(What you need to do): Each line of the data that includes the string "hari" is to be copied out.

-------- Information supplied

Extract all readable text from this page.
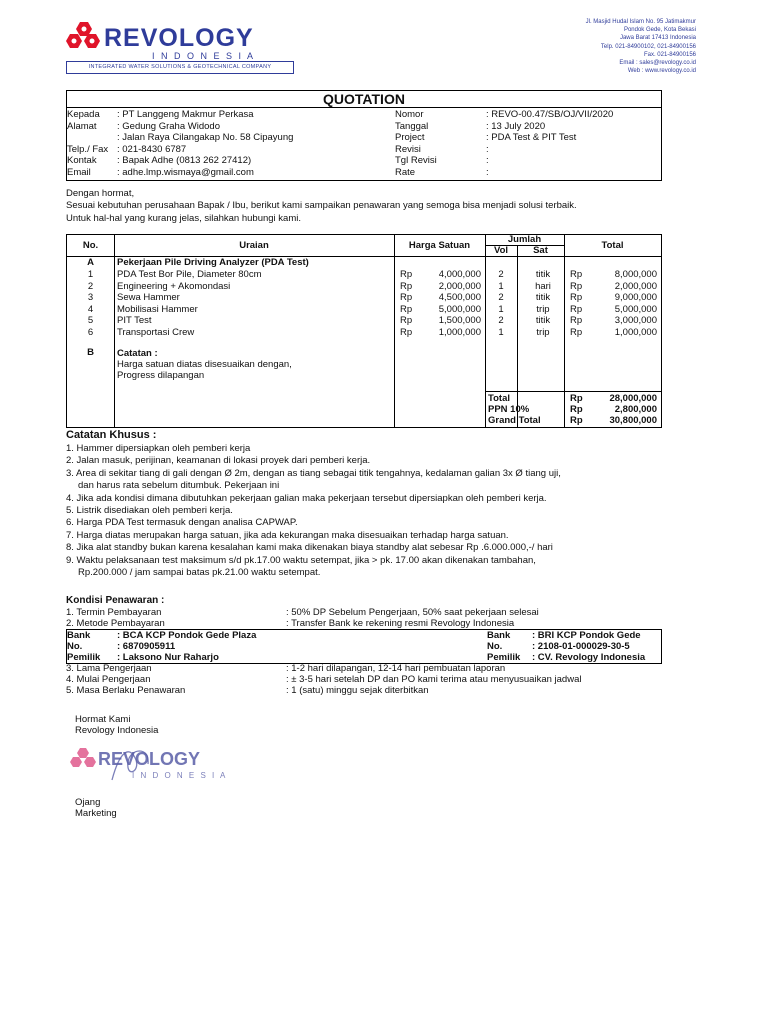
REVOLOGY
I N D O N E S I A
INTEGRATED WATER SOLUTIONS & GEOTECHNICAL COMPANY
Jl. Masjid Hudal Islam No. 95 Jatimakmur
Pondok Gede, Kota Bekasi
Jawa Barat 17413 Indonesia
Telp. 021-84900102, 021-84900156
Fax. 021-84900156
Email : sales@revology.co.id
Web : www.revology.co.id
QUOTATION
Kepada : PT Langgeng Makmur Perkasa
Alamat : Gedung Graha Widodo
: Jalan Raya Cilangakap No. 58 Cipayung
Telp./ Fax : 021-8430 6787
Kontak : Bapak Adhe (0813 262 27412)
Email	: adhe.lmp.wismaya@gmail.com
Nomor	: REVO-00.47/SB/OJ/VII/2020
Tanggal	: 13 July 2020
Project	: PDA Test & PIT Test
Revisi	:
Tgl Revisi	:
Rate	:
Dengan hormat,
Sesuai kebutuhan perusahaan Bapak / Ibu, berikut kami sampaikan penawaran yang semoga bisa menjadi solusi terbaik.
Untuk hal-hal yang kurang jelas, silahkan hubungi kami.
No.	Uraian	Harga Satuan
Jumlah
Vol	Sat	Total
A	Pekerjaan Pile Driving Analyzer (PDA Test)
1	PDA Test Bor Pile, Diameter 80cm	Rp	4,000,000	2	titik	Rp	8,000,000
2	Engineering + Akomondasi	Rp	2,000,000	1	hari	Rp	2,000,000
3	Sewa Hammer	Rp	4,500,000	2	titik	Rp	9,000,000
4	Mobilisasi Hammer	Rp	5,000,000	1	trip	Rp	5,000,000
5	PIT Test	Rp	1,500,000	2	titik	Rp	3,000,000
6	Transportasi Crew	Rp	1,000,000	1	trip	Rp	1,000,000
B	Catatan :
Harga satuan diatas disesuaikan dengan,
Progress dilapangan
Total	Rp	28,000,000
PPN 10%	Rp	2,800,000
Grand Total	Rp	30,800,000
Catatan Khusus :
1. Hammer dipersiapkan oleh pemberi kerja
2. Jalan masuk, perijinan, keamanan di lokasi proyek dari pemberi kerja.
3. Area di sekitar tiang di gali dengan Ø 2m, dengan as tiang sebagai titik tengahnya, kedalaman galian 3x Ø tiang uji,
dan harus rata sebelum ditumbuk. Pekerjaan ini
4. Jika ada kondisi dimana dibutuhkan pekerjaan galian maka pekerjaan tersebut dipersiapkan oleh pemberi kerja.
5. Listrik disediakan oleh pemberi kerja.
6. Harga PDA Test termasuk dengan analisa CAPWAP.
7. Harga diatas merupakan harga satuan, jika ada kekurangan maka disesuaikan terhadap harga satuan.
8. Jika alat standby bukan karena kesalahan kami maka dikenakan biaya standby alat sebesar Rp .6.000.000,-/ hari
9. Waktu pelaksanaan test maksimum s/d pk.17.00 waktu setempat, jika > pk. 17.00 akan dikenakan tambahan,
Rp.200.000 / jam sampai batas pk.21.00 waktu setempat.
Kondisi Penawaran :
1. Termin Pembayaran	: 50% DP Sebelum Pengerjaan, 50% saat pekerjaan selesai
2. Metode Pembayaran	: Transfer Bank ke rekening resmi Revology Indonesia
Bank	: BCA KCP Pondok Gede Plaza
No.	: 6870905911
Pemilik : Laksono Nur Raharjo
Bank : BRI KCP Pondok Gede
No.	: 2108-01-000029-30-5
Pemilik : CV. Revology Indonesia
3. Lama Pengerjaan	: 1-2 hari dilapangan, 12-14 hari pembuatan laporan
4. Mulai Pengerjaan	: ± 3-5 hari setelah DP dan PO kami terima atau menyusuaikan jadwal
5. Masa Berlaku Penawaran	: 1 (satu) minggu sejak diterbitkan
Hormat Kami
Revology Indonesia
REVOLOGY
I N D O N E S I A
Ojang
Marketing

----------------
-------- Information supplied

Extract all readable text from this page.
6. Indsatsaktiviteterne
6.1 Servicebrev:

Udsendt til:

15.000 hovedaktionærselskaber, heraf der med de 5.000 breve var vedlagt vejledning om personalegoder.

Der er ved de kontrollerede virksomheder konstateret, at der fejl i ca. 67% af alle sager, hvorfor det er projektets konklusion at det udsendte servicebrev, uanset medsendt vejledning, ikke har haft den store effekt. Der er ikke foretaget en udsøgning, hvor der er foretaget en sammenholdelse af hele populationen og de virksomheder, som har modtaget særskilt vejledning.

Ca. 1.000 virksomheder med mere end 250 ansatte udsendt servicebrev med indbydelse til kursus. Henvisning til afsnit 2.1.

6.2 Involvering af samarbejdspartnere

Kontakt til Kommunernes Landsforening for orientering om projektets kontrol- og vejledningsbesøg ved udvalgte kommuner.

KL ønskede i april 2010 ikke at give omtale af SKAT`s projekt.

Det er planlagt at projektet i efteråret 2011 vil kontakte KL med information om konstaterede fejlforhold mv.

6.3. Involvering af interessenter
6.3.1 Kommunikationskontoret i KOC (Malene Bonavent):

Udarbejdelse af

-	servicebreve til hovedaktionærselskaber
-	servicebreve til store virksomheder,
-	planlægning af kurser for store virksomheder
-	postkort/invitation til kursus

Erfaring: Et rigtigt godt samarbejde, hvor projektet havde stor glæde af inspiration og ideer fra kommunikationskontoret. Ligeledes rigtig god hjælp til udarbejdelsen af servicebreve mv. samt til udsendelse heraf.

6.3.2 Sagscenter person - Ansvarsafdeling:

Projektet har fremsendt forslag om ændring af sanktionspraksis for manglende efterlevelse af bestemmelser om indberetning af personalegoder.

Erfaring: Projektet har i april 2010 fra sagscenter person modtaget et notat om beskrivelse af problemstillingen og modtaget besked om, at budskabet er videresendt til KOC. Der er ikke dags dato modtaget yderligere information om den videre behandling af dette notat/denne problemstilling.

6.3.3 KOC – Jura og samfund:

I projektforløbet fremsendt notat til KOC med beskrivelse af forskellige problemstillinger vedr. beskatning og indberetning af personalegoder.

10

----------------

(Output of the task):
2	Engineering + Akomondasi	Rp	2,000,000	1	hari	Rp	2,000,000
8. Jika alat standby bukan karena kesalahan kami maka dikenakan biaya standby alat sebesar Rp .6.000.000,-/ hari
3. Lama Pengerjaan	: 1-2 hari dilapangan, 12-14 hari pembuatan laporan
4. Mulai Pengerjaan	: ± 3-5 hari setelah DP dan PO kami terima atau menyusuaikan jadwal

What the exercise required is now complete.